L’association International Crisis Group publie un rapport alarmant sur la situation des femmes dans le département d’Abala, à l’ouest du Niger. Il met en lumière l’emprise croissante de l’État islamique au Sahel (EI-Sahel) et son impact particulièrement lourd sur les femmes de cette région. Ce document, basé sur des entretiens avec des habitantes locales, offre un regard approfondi sur la manière dont ce groupe extrémiste parvient à renforcer son contrôle, tout en exacerbant les défis auxquels sont confrontées les femmes dans cette zone rurale.
Depuis cinq ans, l’État islamique au Sahel a étendu son influence dans cette région fragile du Niger, une expansion qui s’inscrit dans un contexte historique de marginalisation et d’inégalités profondément enracinées. Bien avant l’arrivée de l’EI-Sahel, la société nigérienne, en particulier dans des régions comme Abala, était déjà marquée par une structure patriarcale rigide, laissant peu de place à l’autonomisation des femmes. L’arrivée des jihadistes a aggravé ces dynamiques, comme le souligne une habitante d’Abala : « Nos vies étaient déjà difficiles avant. Mais maintenant, avec les jihadistes, c’est encore plus compliqué. »

DONNÉES SOURCES:
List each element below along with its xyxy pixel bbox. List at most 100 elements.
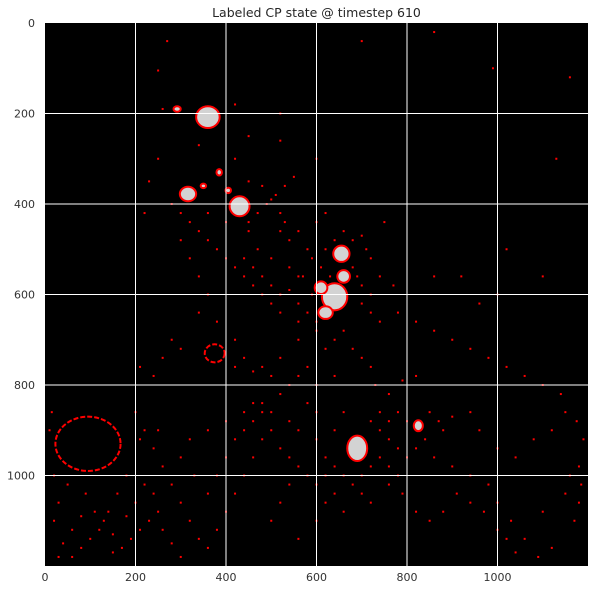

TRAVAIL DEMANDÉ:
- 1) Résumez en deux phrases le texte sur les femmes d'Abala.
- 2) Extrayez du texte sur les femmes d'Abala le passage compris entre « L’association International Crisis » et « cette zone rurale. », ces deux extrémités incluses.
- 3) Selon le texte sur les femmes d'Abala, depuis combien de temps l'État islamique au Sahel étend-il son influence dans cette région du Niger ?
Le matériel n'a aucun lien avec le texte sur les femmes d'Abala.

RÉPONSES ORDONNÉES:
- 1) International Crisis Group publie un rapport, fondé sur des entretiens avec des habitantes, sur l'emprise croissante de l'État islamique au Sahel dans le département d'Abala, à l'ouest du Niger, et sur son impact particulièrement lourd sur les femmes. Depuis cinq ans, ce groupe y étend son influence au sein d'une société déjà marquée par une structure patriarcale rigide, et l'arrivée des jihadistes a aggravé ces dynamiques.

- 2)
L’association International Crisis Group publie un rapport alarmant sur la situation des femmes dans le département d’Abala, à l’ouest du Niger. Il met en lumière l’emprise croissante de l’État islamique au Sahel (EI-Sahel) et son impact particulièrement lourd sur les femmes de cette région. Ce document, basé sur des entretiens avec des habitantes locales, offre un regard approfondi sur la manière dont ce groupe extrémiste parvient à renforcer son contrôle, tout en exacerbant les défis auxquels sont confrontées les femmes dans cette zone rurale.

- 3) Depuis cinq ans.